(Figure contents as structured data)
↓↓↓

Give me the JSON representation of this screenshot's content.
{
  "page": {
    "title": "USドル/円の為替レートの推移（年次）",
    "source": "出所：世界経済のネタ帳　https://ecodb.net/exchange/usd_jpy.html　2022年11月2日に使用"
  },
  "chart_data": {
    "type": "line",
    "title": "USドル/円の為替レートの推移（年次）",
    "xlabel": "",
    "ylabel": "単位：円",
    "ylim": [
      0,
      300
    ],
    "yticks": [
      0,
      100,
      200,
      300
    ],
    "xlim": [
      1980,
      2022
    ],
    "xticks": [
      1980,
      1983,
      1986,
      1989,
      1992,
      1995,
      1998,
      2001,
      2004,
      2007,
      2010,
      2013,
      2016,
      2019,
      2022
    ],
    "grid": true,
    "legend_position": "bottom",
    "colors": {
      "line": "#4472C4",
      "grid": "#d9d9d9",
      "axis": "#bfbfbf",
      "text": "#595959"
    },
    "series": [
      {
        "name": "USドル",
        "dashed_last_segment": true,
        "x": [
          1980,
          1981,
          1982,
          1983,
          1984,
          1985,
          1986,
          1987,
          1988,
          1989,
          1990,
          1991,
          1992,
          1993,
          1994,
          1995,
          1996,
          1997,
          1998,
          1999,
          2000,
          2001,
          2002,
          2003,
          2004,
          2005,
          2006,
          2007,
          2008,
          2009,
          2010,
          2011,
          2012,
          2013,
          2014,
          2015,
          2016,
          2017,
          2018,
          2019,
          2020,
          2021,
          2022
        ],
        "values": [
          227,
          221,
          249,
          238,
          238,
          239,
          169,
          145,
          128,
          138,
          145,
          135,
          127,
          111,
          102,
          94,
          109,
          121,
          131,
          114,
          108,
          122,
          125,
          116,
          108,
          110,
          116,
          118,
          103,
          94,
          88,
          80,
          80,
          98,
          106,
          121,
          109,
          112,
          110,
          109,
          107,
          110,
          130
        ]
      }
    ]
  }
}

↑↑↑

WORK TO COMPLETE
Reproduce each entry word for word.

RESPONSE
Give me the JSON representation of this screenshot's content.
{
  "page": {
    "title": "USドル/円の為替レートの推移（年次）",
    "source": "出所：世界経済のネタ帳　https://ecodb.net/exchange/usd_jpy.html　2022年11月2日に使用"
  },
  "chart_data": {
    "type": "line",
    "title": "USドル/円の為替レートの推移（年次）",
    "xlabel": "",
    "ylabel": "単位：円",
    "ylim": [
      0,
      300
    ],
    "yticks": [
      0,
      100,
      200,
      300
    ],
    "xlim": [
      1980,
      2022
    ],
    "xticks": [
      1980,
      1983,
      1986,
      1989,
      1992,
      1995,
      1998,
      2001,
      2004,
      2007,
      2010,
      2013,
      2016,
      2019,
      2022
    ],
    "grid": true,
    "legend_position": "bottom",
    "colors": {
      "line": "#4472C4",
      "grid": "#d9d9d9",
      "axis": "#bfbfbf",
      "text": "#595959"
    },
    "series": [
      {
        "name": "USドル",
        "dashed_last_segment": true,
        "x": [
          1980,
          1981,
          1982,
          1983,
          1984,
          1985,
          1986,
          1987,
          1988,
          1989,
          1990,
          1991,
          1992,
          1993,
          1994,
          1995,
          1996,
          1997,
          1998,
          1999,
          2000,
          2001,
          2002,
          2003,
          2004,
          2005,
          2006,
          2007,
          2008,
          2009,
          2010,
          2011,
          2012,
          2013,
          2014,
          2015,
          2016,
          2017,
          2018,
          2019,
          2020,
          2021,
          2022
        ],
        "values": [
          227,
          221,
          249,
          238,
          238,
          239,
          169,
          145,
          128,
          138,
          145,
          135,
          127,
          111,
          102,
          94,
          109,
          121,
          131,
          114,
          108,
          122,
          125,
          116,
          108,
          110,
          116,
          118,
          103,
          94,
          88,
          80,
          80,
          98,
          106,
          121,
          109,
          112,
          110,
          109,
          107,
          110,
          130
        ]
      }
    ]
  }
}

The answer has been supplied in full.